-- BEGIN Supplied records --
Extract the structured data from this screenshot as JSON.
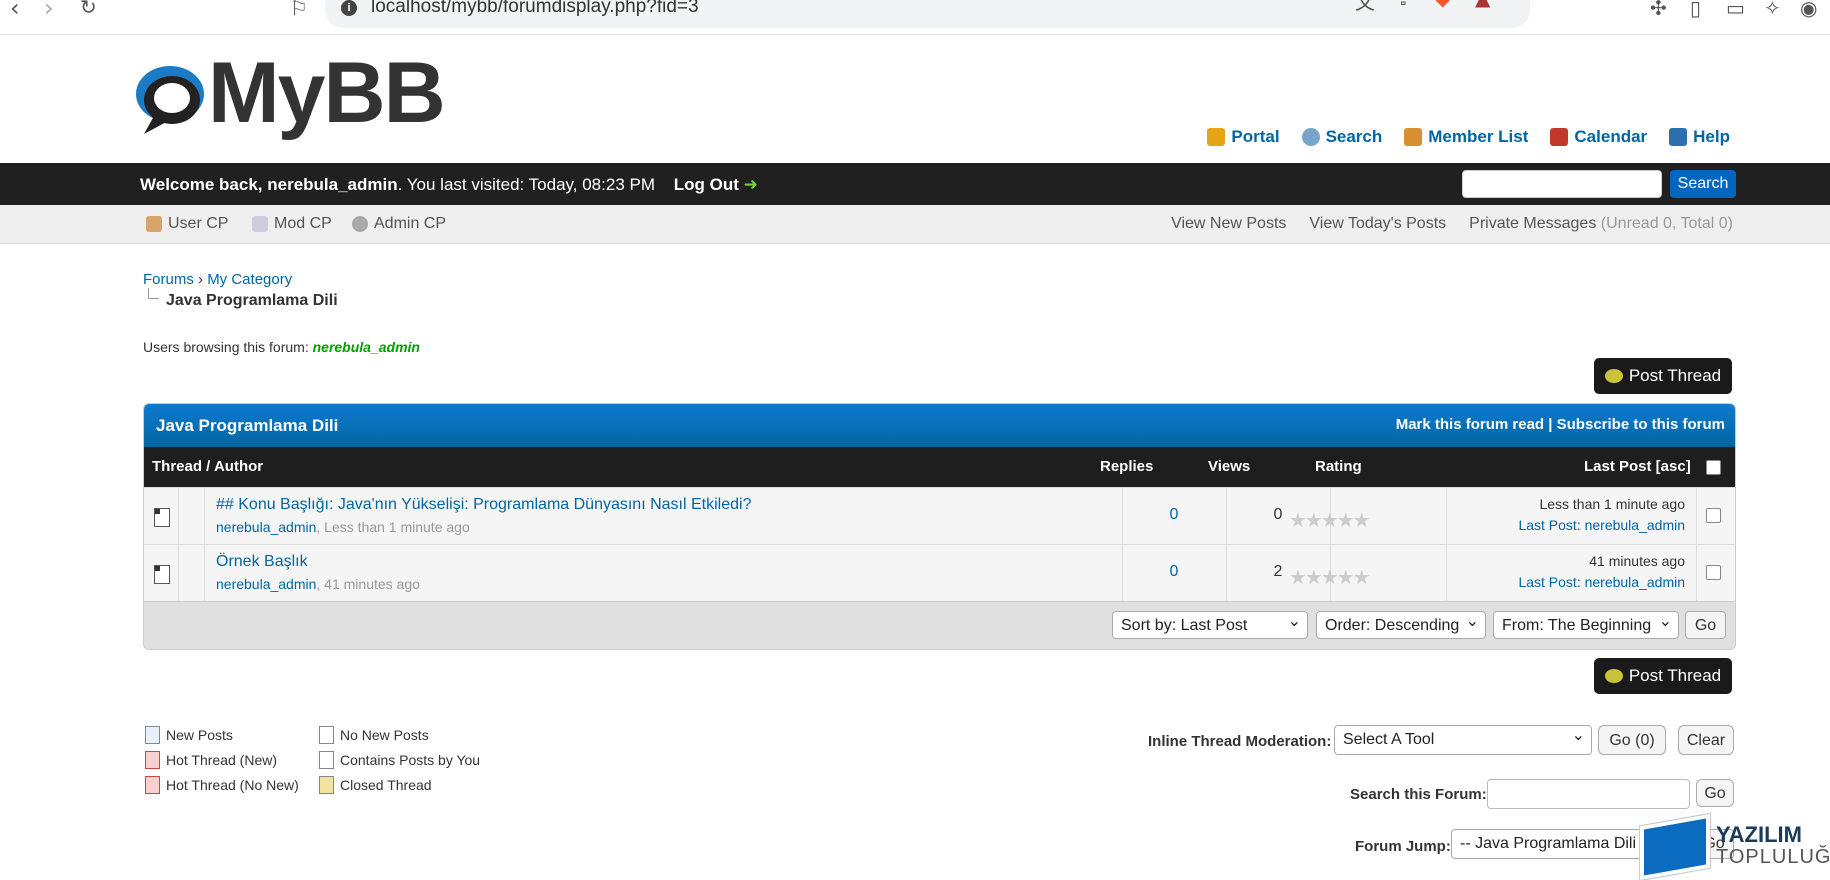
{
  "browser": {
    "url": "localhost/mybb/forumdisplay.php?fid=3",
    "info_glyph": "i"
  },
  "logo": {
    "text": "MyBB"
  },
  "toplinks": [
    {
      "label": "Portal",
      "color": "#e8a317"
    },
    {
      "label": "Search",
      "color": "#7aa4c9"
    },
    {
      "label": "Member List",
      "color": "#d99030"
    },
    {
      "label": "Calendar",
      "color": "#c0392b"
    },
    {
      "label": "Help",
      "color": "#2c6fb0"
    }
  ],
  "welcome": {
    "prefix": "Welcome back, ",
    "user": "nerebula_admin",
    "visited": ". You last visited: Today, 08:23 PM",
    "logout": "Log Out",
    "search_button": "Search"
  },
  "panel": {
    "user_cp": "User CP",
    "mod_cp": "Mod CP",
    "admin_cp": "Admin CP",
    "view_new": "View New Posts",
    "view_today": "View Today's Posts",
    "pm": "Private Messages",
    "pm_counts": "(Unread 0, Total 0)"
  },
  "breadcrumb": {
    "forums": "Forums",
    "sep": "›",
    "category": "My Category",
    "current": "Java Programlama Dili"
  },
  "browsing": {
    "label": "Users browsing this forum: ",
    "user": "nerebula_admin"
  },
  "post_thread_label": "Post Thread",
  "table": {
    "title": "Java Programlama Dili",
    "mark_read": "Mark this forum read",
    "divider": "|",
    "subscribe": "Subscribe to this forum",
    "col_thread": "Thread / Author",
    "col_replies": "Replies",
    "col_views": "Views",
    "col_rating": "Rating",
    "col_lastpost": "Last Post [asc]",
    "rows": [
      {
        "subject": "## Konu Başlığı: Java'nın Yükselişi: Programlama Dünyasını Nasıl Etkiledi?",
        "author": "nerebula_admin",
        "time": ", Less than 1 minute ago",
        "replies": "0",
        "views": "0",
        "rating": "★★★★★",
        "lp_time": "Less than 1 minute ago",
        "lp_label": "Last Post",
        "lp_user": "nerebula_admin"
      },
      {
        "subject": "Örnek Başlık",
        "author": "nerebula_admin",
        "time": ", 41 minutes ago",
        "replies": "0",
        "views": "2",
        "rating": "★★★★★",
        "lp_time": "41 minutes ago",
        "lp_label": "Last Post",
        "lp_user": "nerebula_admin"
      }
    ],
    "sort_by": "Sort by: Last Post",
    "order": "Order: Descending",
    "from": "From: The Beginning",
    "go": "Go"
  },
  "legend": {
    "new_posts": "New Posts",
    "no_new_posts": "No New Posts",
    "hot_new": "Hot Thread (New)",
    "contains_yours": "Contains Posts by You",
    "hot_no_new": "Hot Thread (No New)",
    "closed": "Closed Thread"
  },
  "moderation": {
    "label": "Inline Thread Moderation:",
    "tool": "Select A Tool",
    "go": "Go (0)",
    "clear": "Clear",
    "search_label": "Search this Forum:",
    "search_go": "Go",
    "jump_label": "Forum Jump:",
    "jump_value": "-- Java Programlama Dili",
    "jump_go": "Go"
  },
  "watermark": {
    "line1": "YAZILIM",
    "line2": "TOPLULUĞU"
  }
}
-- END Supplied records --
Given task: Look for "Programlama" and pull out every line that has it.

Answer for the task:
    "current": "Java Programlama Dili"
    "title": "Java Programlama Dili",
        "subject": "## Konu Başlığı: Java'nın Yükselişi: Programlama Dünyasını Nasıl Etkiledi?",
    "jump_value": "-- Java Programlama Dili",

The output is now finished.